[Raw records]
····················

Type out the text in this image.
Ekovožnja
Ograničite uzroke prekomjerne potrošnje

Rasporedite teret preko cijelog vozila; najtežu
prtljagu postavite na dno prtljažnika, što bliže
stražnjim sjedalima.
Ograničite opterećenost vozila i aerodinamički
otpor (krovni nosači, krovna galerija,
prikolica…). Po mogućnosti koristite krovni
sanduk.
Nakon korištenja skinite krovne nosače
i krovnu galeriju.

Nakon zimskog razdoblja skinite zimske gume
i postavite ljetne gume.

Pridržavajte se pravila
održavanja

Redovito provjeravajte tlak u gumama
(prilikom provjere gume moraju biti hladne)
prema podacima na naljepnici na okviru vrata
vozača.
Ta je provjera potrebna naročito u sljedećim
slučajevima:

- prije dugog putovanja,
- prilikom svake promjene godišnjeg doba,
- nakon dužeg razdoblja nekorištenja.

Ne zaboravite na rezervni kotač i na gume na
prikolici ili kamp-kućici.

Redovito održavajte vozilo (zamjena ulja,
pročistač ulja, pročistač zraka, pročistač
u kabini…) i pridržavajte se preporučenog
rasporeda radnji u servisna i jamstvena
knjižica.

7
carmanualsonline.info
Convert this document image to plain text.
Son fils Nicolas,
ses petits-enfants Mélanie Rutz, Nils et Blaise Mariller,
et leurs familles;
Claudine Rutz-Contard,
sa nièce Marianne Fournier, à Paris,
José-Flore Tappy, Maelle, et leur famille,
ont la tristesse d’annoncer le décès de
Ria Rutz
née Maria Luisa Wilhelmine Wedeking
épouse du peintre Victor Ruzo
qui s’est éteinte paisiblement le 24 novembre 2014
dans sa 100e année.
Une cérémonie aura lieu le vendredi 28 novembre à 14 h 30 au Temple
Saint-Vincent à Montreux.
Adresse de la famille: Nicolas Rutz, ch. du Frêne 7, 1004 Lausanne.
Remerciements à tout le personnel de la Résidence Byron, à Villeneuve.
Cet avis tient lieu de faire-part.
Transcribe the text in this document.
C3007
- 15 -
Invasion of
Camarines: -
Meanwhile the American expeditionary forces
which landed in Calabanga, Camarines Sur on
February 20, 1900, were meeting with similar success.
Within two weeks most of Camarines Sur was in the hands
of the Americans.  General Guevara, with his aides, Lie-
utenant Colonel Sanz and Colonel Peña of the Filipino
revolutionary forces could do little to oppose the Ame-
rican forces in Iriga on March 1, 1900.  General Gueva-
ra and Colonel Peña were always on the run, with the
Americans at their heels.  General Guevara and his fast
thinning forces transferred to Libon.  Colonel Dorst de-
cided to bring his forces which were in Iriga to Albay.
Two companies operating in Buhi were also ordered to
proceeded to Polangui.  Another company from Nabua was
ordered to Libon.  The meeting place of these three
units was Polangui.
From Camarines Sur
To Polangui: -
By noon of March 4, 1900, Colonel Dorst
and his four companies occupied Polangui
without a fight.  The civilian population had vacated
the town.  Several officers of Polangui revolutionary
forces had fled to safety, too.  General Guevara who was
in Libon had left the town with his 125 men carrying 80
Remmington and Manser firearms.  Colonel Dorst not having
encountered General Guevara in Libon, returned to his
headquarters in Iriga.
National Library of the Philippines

····················

### [Direction]
Extract all of the data shown above and repeat it verbatim.

### [Answer to the problem]
Type out the text in this image.
Ekovožnja
Ograničite uzroke prekomjerne potrošnje

Rasporedite teret preko cijelog vozila; najtežu
prtljagu postavite na dno prtljažnika, što bliže
stražnjim sjedalima.
Ograničite opterećenost vozila i aerodinamički
otpor (krovni nosači, krovna galerija,
prikolica…). Po mogućnosti koristite krovni
sanduk.
Nakon korištenja skinite krovne nosače
i krovnu galeriju.

Nakon zimskog razdoblja skinite zimske gume
i postavite ljetne gume.

Pridržavajte se pravila
održavanja

Redovito provjeravajte tlak u gumama
(prilikom provjere gume moraju biti hladne)
prema podacima na naljepnici na okviru vrata
vozača.
Ta je provjera potrebna naročito u sljedećim
slučajevima:

- prije dugog putovanja,
- prilikom svake promjene godišnjeg doba,
- nakon dužeg razdoblja nekorištenja.

Ne zaboravite na rezervni kotač i na gume na
prikolici ili kamp-kućici.

Redovito održavajte vozilo (zamjena ulja,
pročistač ulja, pročistač zraka, pročistač
u kabini…) i pridržavajte se preporučenog
rasporeda radnji u servisna i jamstvena
knjižica.

7
carmanualsonline.info
Convert this document image to plain text.
Son fils Nicolas,
ses petits-enfants Mélanie Rutz, Nils et Blaise Mariller,
et leurs familles;
Claudine Rutz-Contard,
sa nièce Marianne Fournier, à Paris,
José-Flore Tappy, Maelle, et leur famille,
ont la tristesse d’annoncer le décès de
Ria Rutz
née Maria Luisa Wilhelmine Wedeking
épouse du peintre Victor Ruzo
qui s’est éteinte paisiblement le 24 novembre 2014
dans sa 100e année.
Une cérémonie aura lieu le vendredi 28 novembre à 14 h 30 au Temple
Saint-Vincent à Montreux.
Adresse de la famille: Nicolas Rutz, ch. du Frêne 7, 1004 Lausanne.
Remerciements à tout le personnel de la Résidence Byron, à Villeneuve.
Cet avis tient lieu de faire-part.
Transcribe the text in this document.
C3007
- 15 -
Invasion of
Camarines: -
Meanwhile the American expeditionary forces
which landed in Calabanga, Camarines Sur on
February 20, 1900, were meeting with similar success.
Within two weeks most of Camarines Sur was in the hands
of the Americans.  General Guevara, with his aides, Lie-
utenant Colonel Sanz and Colonel Peña of the Filipino
revolutionary forces could do little to oppose the Ame-
rican forces in Iriga on March 1, 1900.  General Gueva-
ra and Colonel Peña were always on the run, with the
Americans at their heels.  General Guevara and his fast
thinning forces transferred to Libon.  Colonel Dorst de-
cided to bring his forces which were in Iriga to Albay.
Two companies operating in Buhi were also ordered to
proceeded to Polangui.  Another company from Nabua was
ordered to Libon.  The meeting place of these three
units was Polangui.
From Camarines Sur
To Polangui: -
By noon of March 4, 1900, Colonel Dorst
and his four companies occupied Polangui
without a fight.  The civilian population had vacated
the town.  Several officers of Polangui revolutionary
forces had fled to safety, too.  General Guevara who was
in Libon had left the town with his 125 men carrying 80
Remmington and Manser firearms.  Colonel Dorst not having
encountered General Guevara in Libon, returned to his
headquarters in Iriga.
National Library of the Philippines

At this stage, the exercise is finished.